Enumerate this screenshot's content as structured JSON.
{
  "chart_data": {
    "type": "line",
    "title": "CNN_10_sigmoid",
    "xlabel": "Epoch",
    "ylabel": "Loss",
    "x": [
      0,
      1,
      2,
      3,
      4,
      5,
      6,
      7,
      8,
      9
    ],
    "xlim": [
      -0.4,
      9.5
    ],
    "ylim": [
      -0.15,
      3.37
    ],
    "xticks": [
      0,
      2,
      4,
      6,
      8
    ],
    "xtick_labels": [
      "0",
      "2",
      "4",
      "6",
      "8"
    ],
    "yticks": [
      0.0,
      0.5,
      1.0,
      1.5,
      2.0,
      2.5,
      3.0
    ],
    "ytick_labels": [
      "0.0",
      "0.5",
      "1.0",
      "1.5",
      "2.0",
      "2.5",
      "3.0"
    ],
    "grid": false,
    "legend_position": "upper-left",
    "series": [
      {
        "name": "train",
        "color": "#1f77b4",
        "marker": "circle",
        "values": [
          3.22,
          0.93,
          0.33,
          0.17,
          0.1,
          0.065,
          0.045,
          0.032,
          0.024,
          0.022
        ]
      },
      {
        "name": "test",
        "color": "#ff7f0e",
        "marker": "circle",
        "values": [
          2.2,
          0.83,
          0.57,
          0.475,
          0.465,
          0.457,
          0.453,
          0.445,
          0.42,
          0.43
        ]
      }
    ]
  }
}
◆ ◆ ◆ ◆ ◆
§ What you will do: Write out every entry word for word.

§ Response to the task:
Enumerate this screenshot's content as structured JSON.
{
  "chart_data": {
    "type": "line",
    "title": "CNN_10_sigmoid",
    "xlabel": "Epoch",
    "ylabel": "Loss",
    "x": [
      0,
      1,
      2,
      3,
      4,
      5,
      6,
      7,
      8,
      9
    ],
    "xlim": [
      -0.4,
      9.5
    ],
    "ylim": [
      -0.15,
      3.37
    ],
    "xticks": [
      0,
      2,
      4,
      6,
      8
    ],
    "xtick_labels": [
      "0",
      "2",
      "4",
      "6",
      "8"
    ],
    "yticks": [
      0.0,
      0.5,
      1.0,
      1.5,
      2.0,
      2.5,
      3.0
    ],
    "ytick_labels": [
      "0.0",
      "0.5",
      "1.0",
      "1.5",
      "2.0",
      "2.5",
      "3.0"
    ],
    "grid": false,
    "legend_position": "upper-left",
    "series": [
      {
        "name": "train",
        "color": "#1f77b4",
        "marker": "circle",
        "values": [
          3.22,
          0.93,
          0.33,
          0.17,
          0.1,
          0.065,
          0.045,
          0.032,
          0.024,
          0.022
        ]
      },
      {
        "name": "test",
        "color": "#ff7f0e",
        "marker": "circle",
        "values": [
          2.2,
          0.83,
          0.57,
          0.475,
          0.465,
          0.457,
          0.453,
          0.445,
          0.42,
          0.43
        ]
      }
    ]
  }
}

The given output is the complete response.